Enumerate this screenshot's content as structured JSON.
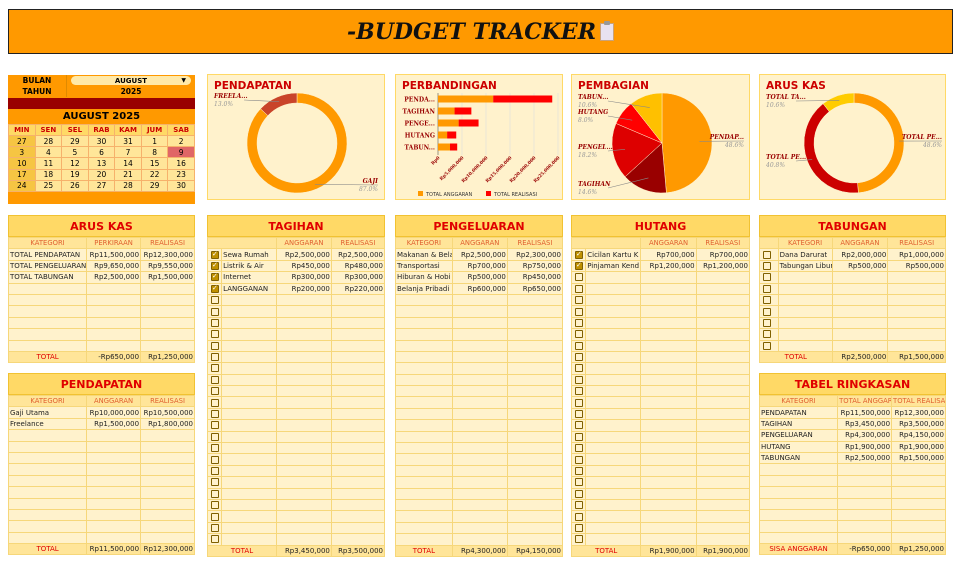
{
  "title": "-BUDGET TRACKER",
  "calendar": {
    "month_label": "BULAN",
    "month_value": "AUGUST",
    "year_label": "TAHUN",
    "year_value": "2025",
    "heading": "AUGUST 2025",
    "today": "9",
    "days": [
      "MIN",
      "SEN",
      "SEL",
      "RAB",
      "KAM",
      "JUM",
      "SAB"
    ],
    "weeks": [
      [
        "27",
        "28",
        "29",
        "30",
        "31",
        "1",
        "2"
      ],
      [
        "3",
        "4",
        "5",
        "6",
        "7",
        "8",
        "9"
      ],
      [
        "10",
        "11",
        "12",
        "13",
        "14",
        "15",
        "16"
      ],
      [
        "17",
        "18",
        "19",
        "20",
        "21",
        "22",
        "23"
      ],
      [
        "24",
        "25",
        "26",
        "27",
        "28",
        "29",
        "30"
      ]
    ]
  },
  "colors": {
    "orange": "#FF9900",
    "freelance": "#C9442A",
    "dark_red": "#990000",
    "red": "#DD0000",
    "bright_red": "#FF0000",
    "gold": "#FFC000",
    "yellow": "#FFCC00",
    "cashout": "#CC0000"
  },
  "chart_data": [
    {
      "type": "pie",
      "donut": true,
      "title": "PENDAPATAN",
      "slices": [
        {
          "label": "GAJI",
          "pct_label": "87.0%",
          "value": 87.0
        },
        {
          "label": "FREELA...",
          "pct_label": "13.0%",
          "value": 13.0
        }
      ]
    },
    {
      "type": "bar",
      "orientation": "horizontal",
      "stacked": true,
      "title": "PERBANDINGAN",
      "categories": [
        "PENDA...",
        "TAGIHAN",
        "PENGE...",
        "HUTANG",
        "TABUN..."
      ],
      "series": [
        {
          "name": "TOTAL ANGGARAN",
          "values": [
            11500000,
            3450000,
            4300000,
            1900000,
            2500000
          ]
        },
        {
          "name": "TOTAL REALISASI",
          "values": [
            12300000,
            3500000,
            4150000,
            1900000,
            1500000
          ]
        }
      ],
      "xlim": [
        0,
        25000000
      ],
      "xticks": [
        "Rp0",
        "Rp5,000,000",
        "Rp10,000,000",
        "Rp15,000,000",
        "Rp20,000,000",
        "Rp25,000,000"
      ],
      "grid": true,
      "legend": "bottom"
    },
    {
      "type": "pie",
      "title": "PEMBAGIAN",
      "slices": [
        {
          "label": "PENDAP...",
          "pct_label": "48.6%",
          "value": 48.6
        },
        {
          "label": "TAGIHAN",
          "pct_label": "14.6%",
          "value": 14.6
        },
        {
          "label": "PENGEL...",
          "pct_label": "18.2%",
          "value": 18.2
        },
        {
          "label": "HUTANG",
          "pct_label": "8.0%",
          "value": 8.0
        },
        {
          "label": "TABUN...",
          "pct_label": "10.6%",
          "value": 10.6
        }
      ]
    },
    {
      "type": "pie",
      "donut": true,
      "title": "ARUS KAS",
      "slices": [
        {
          "label": "TOTAL PE...",
          "pct_label": "48.6%",
          "value": 48.6
        },
        {
          "label": "TOTAL PE...",
          "pct_label": "40.8%",
          "value": 40.8
        },
        {
          "label": "TOTAL TA...",
          "pct_label": "10.6%",
          "value": 10.6
        }
      ]
    }
  ],
  "tables": {
    "arus_kas": {
      "title": "ARUS KAS",
      "columns": [
        "KATEGORI",
        "PERKIRAAN",
        "REALISASI"
      ],
      "rows": [
        [
          "TOTAL PENDAPATAN",
          "Rp11,500,000",
          "Rp12,300,000"
        ],
        [
          "TOTAL PENGELUARAN",
          "Rp9,650,000",
          "Rp9,550,000"
        ],
        [
          "TOTAL TABUNGAN",
          "Rp2,500,000",
          "Rp1,500,000"
        ]
      ],
      "total": [
        "TOTAL",
        "-Rp650,000",
        "Rp1,250,000"
      ]
    },
    "pendapatan": {
      "title": "PENDAPATAN",
      "columns": [
        "KATEGORI",
        "ANGGARAN",
        "REALISASI"
      ],
      "rows": [
        [
          "Gaji Utama",
          "Rp10,000,000",
          "Rp10,500,000"
        ],
        [
          "Freelance",
          "Rp1,500,000",
          "Rp1,800,000"
        ]
      ],
      "total": [
        "TOTAL",
        "Rp11,500,000",
        "Rp12,300,000"
      ]
    },
    "tagihan": {
      "title": "TAGIHAN",
      "columns": [
        "",
        "ANGGARAN",
        "REALISASI"
      ],
      "checked": [
        true,
        true,
        true,
        true
      ],
      "rows": [
        [
          "Sewa Rumah",
          "Rp2,500,000",
          "Rp2,500,000"
        ],
        [
          "Listrik & Air",
          "Rp450,000",
          "Rp480,000"
        ],
        [
          "Internet",
          "Rp300,000",
          "Rp300,000"
        ],
        [
          "LANGGANAN",
          "Rp200,000",
          "Rp220,000"
        ]
      ],
      "total": [
        "TOTAL",
        "Rp3,450,000",
        "Rp3,500,000"
      ]
    },
    "pengeluaran": {
      "title": "PENGELUARAN",
      "columns": [
        "KATEGORI",
        "ANGGARAN",
        "REALISASI"
      ],
      "rows": [
        [
          "Makanan & Bela",
          "Rp2,500,000",
          "Rp2,300,000"
        ],
        [
          "Transportasi",
          "Rp700,000",
          "Rp750,000"
        ],
        [
          "Hiburan & Hobi",
          "Rp500,000",
          "Rp450,000"
        ],
        [
          "Belanja Pribadi",
          "Rp600,000",
          "Rp650,000"
        ]
      ],
      "total": [
        "TOTAL",
        "Rp4,300,000",
        "Rp4,150,000"
      ]
    },
    "hutang": {
      "title": "HUTANG",
      "columns": [
        "",
        "ANGGARAN",
        "REALISASI"
      ],
      "checked": [
        true,
        true
      ],
      "rows": [
        [
          "Cicilan Kartu K",
          "Rp700,000",
          "Rp700,000"
        ],
        [
          "Pinjaman Kend",
          "Rp1,200,000",
          "Rp1,200,000"
        ]
      ],
      "total": [
        "TOTAL",
        "Rp1,900,000",
        "Rp1,900,000"
      ]
    },
    "tabungan": {
      "title": "TABUNGAN",
      "columns": [
        "KATEGORI",
        "ANGGARAN",
        "REALISASI"
      ],
      "checked": [
        false,
        false
      ],
      "rows": [
        [
          "Dana Darurat",
          "Rp2,000,000",
          "Rp1,000,000"
        ],
        [
          "Tabungan Libur",
          "Rp500,000",
          "Rp500,000"
        ]
      ],
      "total": [
        "TOTAL",
        "Rp2,500,000",
        "Rp1,500,000"
      ]
    },
    "ringkasan": {
      "title": "TABEL RINGKASAN",
      "columns": [
        "KATEGORI",
        "TOTAL ANGGARAN",
        "TOTAL REALISASI"
      ],
      "rows": [
        [
          "PENDAPATAN",
          "Rp11,500,000",
          "Rp12,300,000"
        ],
        [
          "TAGIHAN",
          "Rp3,450,000",
          "Rp3,500,000"
        ],
        [
          "PENGELUARAN",
          "Rp4,300,000",
          "Rp4,150,000"
        ],
        [
          "HUTANG",
          "Rp1,900,000",
          "Rp1,900,000"
        ],
        [
          "TABUNGAN",
          "Rp2,500,000",
          "Rp1,500,000"
        ]
      ],
      "total": [
        "SISA ANGGARAN",
        "-Rp650,000",
        "Rp1,250,000"
      ]
    }
  }
}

◇ ◇ ◇

Goal: Without including any pictures, please restate all the records exactly.

Task output:
Enumerate this screenshot's content as structured JSON.
{
  "title": "-BUDGET TRACKER",
  "calendar": {
    "month_label": "BULAN",
    "month_value": "AUGUST",
    "year_label": "TAHUN",
    "year_value": "2025",
    "heading": "AUGUST 2025",
    "today": "9",
    "days": [
      "MIN",
      "SEN",
      "SEL",
      "RAB",
      "KAM",
      "JUM",
      "SAB"
    ],
    "weeks": [
      [
        "27",
        "28",
        "29",
        "30",
        "31",
        "1",
        "2"
      ],
      [
        "3",
        "4",
        "5",
        "6",
        "7",
        "8",
        "9"
      ],
      [
        "10",
        "11",
        "12",
        "13",
        "14",
        "15",
        "16"
      ],
      [
        "17",
        "18",
        "19",
        "20",
        "21",
        "22",
        "23"
      ],
      [
        "24",
        "25",
        "26",
        "27",
        "28",
        "29",
        "30"
      ]
    ]
  },
  "colors": {
    "orange": "#FF9900",
    "freelance": "#C9442A",
    "dark_red": "#990000",
    "red": "#DD0000",
    "bright_red": "#FF0000",
    "gold": "#FFC000",
    "yellow": "#FFCC00",
    "cashout": "#CC0000"
  },
  "chart_data": [
    {
      "type": "pie",
      "donut": true,
      "title": "PENDAPATAN",
      "slices": [
        {
          "label": "GAJI",
          "pct_label": "87.0%",
          "value": 87.0
        },
        {
          "label": "FREELA...",
          "pct_label": "13.0%",
          "value": 13.0
        }
      ]
    },
    {
      "type": "bar",
      "orientation": "horizontal",
      "stacked": true,
      "title": "PERBANDINGAN",
      "categories": [
        "PENDA...",
        "TAGIHAN",
        "PENGE...",
        "HUTANG",
        "TABUN..."
      ],
      "series": [
        {
          "name": "TOTAL ANGGARAN",
          "values": [
            11500000,
            3450000,
            4300000,
            1900000,
            2500000
          ]
        },
        {
          "name": "TOTAL REALISASI",
          "values": [
            12300000,
            3500000,
            4150000,
            1900000,
            1500000
          ]
        }
      ],
      "xlim": [
        0,
        25000000
      ],
      "xticks": [
        "Rp0",
        "Rp5,000,000",
        "Rp10,000,000",
        "Rp15,000,000",
        "Rp20,000,000",
        "Rp25,000,000"
      ],
      "grid": true,
      "legend": "bottom"
    },
    {
      "type": "pie",
      "title": "PEMBAGIAN",
      "slices": [
        {
          "label": "PENDAP...",
          "pct_label": "48.6%",
          "value": 48.6
        },
        {
          "label": "TAGIHAN",
          "pct_label": "14.6%",
          "value": 14.6
        },
        {
          "label": "PENGEL...",
          "pct_label": "18.2%",
          "value": 18.2
        },
        {
          "label": "HUTANG",
          "pct_label": "8.0%",
          "value": 8.0
        },
        {
          "label": "TABUN...",
          "pct_label": "10.6%",
          "value": 10.6
        }
      ]
    },
    {
      "type": "pie",
      "donut": true,
      "title": "ARUS KAS",
      "slices": [
        {
          "label": "TOTAL PE...",
          "pct_label": "48.6%",
          "value": 48.6
        },
        {
          "label": "TOTAL PE...",
          "pct_label": "40.8%",
          "value": 40.8
        },
        {
          "label": "TOTAL TA...",
          "pct_label": "10.6%",
          "value": 10.6
        }
      ]
    }
  ],
  "tables": {
    "arus_kas": {
      "title": "ARUS KAS",
      "columns": [
        "KATEGORI",
        "PERKIRAAN",
        "REALISASI"
      ],
      "rows": [
        [
          "TOTAL PENDAPATAN",
          "Rp11,500,000",
          "Rp12,300,000"
        ],
        [
          "TOTAL PENGELUARAN",
          "Rp9,650,000",
          "Rp9,550,000"
        ],
        [
          "TOTAL TABUNGAN",
          "Rp2,500,000",
          "Rp1,500,000"
        ]
      ],
      "total": [
        "TOTAL",
        "-Rp650,000",
        "Rp1,250,000"
      ]
    },
    "pendapatan": {
      "title": "PENDAPATAN",
      "columns": [
        "KATEGORI",
        "ANGGARAN",
        "REALISASI"
      ],
      "rows": [
        [
          "Gaji Utama",
          "Rp10,000,000",
          "Rp10,500,000"
        ],
        [
          "Freelance",
          "Rp1,500,000",
          "Rp1,800,000"
        ]
      ],
      "total": [
        "TOTAL",
        "Rp11,500,000",
        "Rp12,300,000"
      ]
    },
    "tagihan": {
      "title": "TAGIHAN",
      "columns": [
        "",
        "ANGGARAN",
        "REALISASI"
      ],
      "checked": [
        true,
        true,
        true,
        true
      ],
      "rows": [
        [
          "Sewa Rumah",
          "Rp2,500,000",
          "Rp2,500,000"
        ],
        [
          "Listrik & Air",
          "Rp450,000",
          "Rp480,000"
        ],
        [
          "Internet",
          "Rp300,000",
          "Rp300,000"
        ],
        [
          "LANGGANAN",
          "Rp200,000",
          "Rp220,000"
        ]
      ],
      "total": [
        "TOTAL",
        "Rp3,450,000",
        "Rp3,500,000"
      ]
    },
    "pengeluaran": {
      "title": "PENGELUARAN",
      "columns": [
        "KATEGORI",
        "ANGGARAN",
        "REALISASI"
      ],
      "rows": [
        [
          "Makanan & Bela",
          "Rp2,500,000",
          "Rp2,300,000"
        ],
        [
          "Transportasi",
          "Rp700,000",
          "Rp750,000"
        ],
        [
          "Hiburan & Hobi",
          "Rp500,000",
          "Rp450,000"
        ],
        [
          "Belanja Pribadi",
          "Rp600,000",
          "Rp650,000"
        ]
      ],
      "total": [
        "TOTAL",
        "Rp4,300,000",
        "Rp4,150,000"
      ]
    },
    "hutang": {
      "title": "HUTANG",
      "columns": [
        "",
        "ANGGARAN",
        "REALISASI"
      ],
      "checked": [
        true,
        true
      ],
      "rows": [
        [
          "Cicilan Kartu K",
          "Rp700,000",
          "Rp700,000"
        ],
        [
          "Pinjaman Kend",
          "Rp1,200,000",
          "Rp1,200,000"
        ]
      ],
      "total": [
        "TOTAL",
        "Rp1,900,000",
        "Rp1,900,000"
      ]
    },
    "tabungan": {
      "title": "TABUNGAN",
      "columns": [
        "KATEGORI",
        "ANGGARAN",
        "REALISASI"
      ],
      "checked": [
        false,
        false
      ],
      "rows": [
        [
          "Dana Darurat",
          "Rp2,000,000",
          "Rp1,000,000"
        ],
        [
          "Tabungan Libur",
          "Rp500,000",
          "Rp500,000"
        ]
      ],
      "total": [
        "TOTAL",
        "Rp2,500,000",
        "Rp1,500,000"
      ]
    },
    "ringkasan": {
      "title": "TABEL RINGKASAN",
      "columns": [
        "KATEGORI",
        "TOTAL ANGGARAN",
        "TOTAL REALISASI"
      ],
      "rows": [
        [
          "PENDAPATAN",
          "Rp11,500,000",
          "Rp12,300,000"
        ],
        [
          "TAGIHAN",
          "Rp3,450,000",
          "Rp3,500,000"
        ],
        [
          "PENGELUARAN",
          "Rp4,300,000",
          "Rp4,150,000"
        ],
        [
          "HUTANG",
          "Rp1,900,000",
          "Rp1,900,000"
        ],
        [
          "TABUNGAN",
          "Rp2,500,000",
          "Rp1,500,000"
        ]
      ],
      "total": [
        "SISA ANGGARAN",
        "-Rp650,000",
        "Rp1,250,000"
      ]
    }
  }
}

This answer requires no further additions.